Records contained in a dataset:
>>>>>

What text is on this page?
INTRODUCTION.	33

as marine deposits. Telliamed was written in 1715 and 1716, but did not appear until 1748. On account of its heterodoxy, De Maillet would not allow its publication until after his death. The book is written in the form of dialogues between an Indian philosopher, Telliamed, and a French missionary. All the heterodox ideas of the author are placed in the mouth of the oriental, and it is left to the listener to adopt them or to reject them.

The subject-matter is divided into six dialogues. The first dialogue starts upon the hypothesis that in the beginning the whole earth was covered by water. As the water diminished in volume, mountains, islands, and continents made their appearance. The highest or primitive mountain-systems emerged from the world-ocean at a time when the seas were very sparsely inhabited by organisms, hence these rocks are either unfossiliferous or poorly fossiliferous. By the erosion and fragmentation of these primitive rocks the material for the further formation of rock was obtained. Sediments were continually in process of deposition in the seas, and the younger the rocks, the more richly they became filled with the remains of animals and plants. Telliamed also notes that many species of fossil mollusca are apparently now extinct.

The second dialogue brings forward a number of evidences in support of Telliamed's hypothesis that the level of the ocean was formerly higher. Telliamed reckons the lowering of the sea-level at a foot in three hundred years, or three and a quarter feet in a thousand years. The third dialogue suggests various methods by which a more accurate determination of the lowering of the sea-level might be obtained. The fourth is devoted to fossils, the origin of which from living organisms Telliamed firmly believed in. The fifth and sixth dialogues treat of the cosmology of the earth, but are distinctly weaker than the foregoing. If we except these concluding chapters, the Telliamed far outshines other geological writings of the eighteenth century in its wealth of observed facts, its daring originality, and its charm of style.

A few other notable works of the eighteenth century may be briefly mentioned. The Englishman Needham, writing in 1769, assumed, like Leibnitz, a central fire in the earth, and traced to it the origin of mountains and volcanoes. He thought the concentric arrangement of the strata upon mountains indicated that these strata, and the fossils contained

<<<<<
>>>>>

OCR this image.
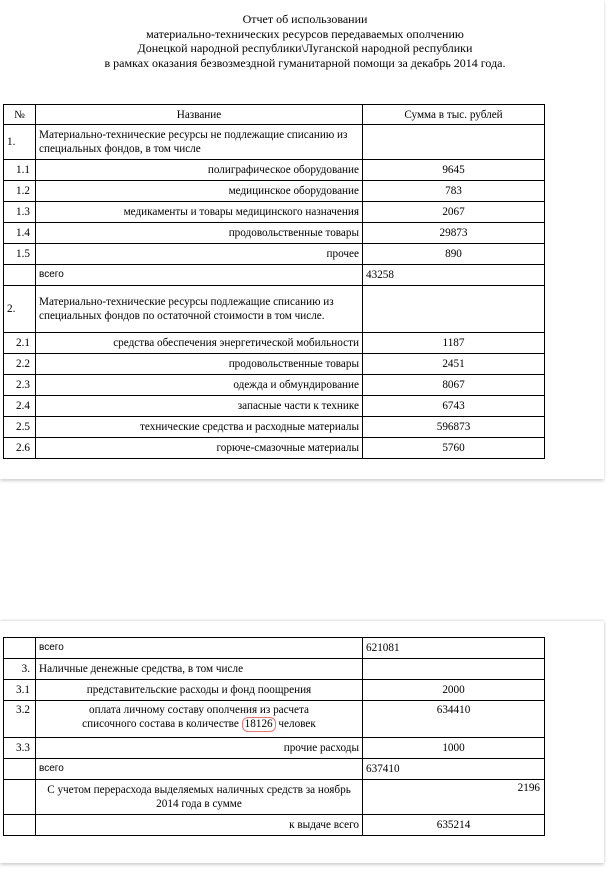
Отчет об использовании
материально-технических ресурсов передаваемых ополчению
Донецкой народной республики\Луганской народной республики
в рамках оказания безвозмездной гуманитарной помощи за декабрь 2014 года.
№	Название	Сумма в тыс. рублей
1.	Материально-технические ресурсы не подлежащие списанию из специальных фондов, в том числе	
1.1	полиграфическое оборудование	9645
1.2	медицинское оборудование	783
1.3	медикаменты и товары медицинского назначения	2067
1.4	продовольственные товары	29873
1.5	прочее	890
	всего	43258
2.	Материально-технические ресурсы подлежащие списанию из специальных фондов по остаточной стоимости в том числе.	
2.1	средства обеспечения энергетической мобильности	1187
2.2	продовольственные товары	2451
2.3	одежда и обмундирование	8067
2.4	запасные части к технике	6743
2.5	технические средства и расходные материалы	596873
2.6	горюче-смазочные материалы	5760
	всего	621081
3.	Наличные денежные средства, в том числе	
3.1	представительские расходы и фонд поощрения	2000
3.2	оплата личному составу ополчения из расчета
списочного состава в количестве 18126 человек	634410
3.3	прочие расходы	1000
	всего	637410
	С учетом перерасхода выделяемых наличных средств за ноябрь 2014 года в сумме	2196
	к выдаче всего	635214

<<<<<

Say, as a bare number, how many lines in the entries above include the string "технические".

• Result: 3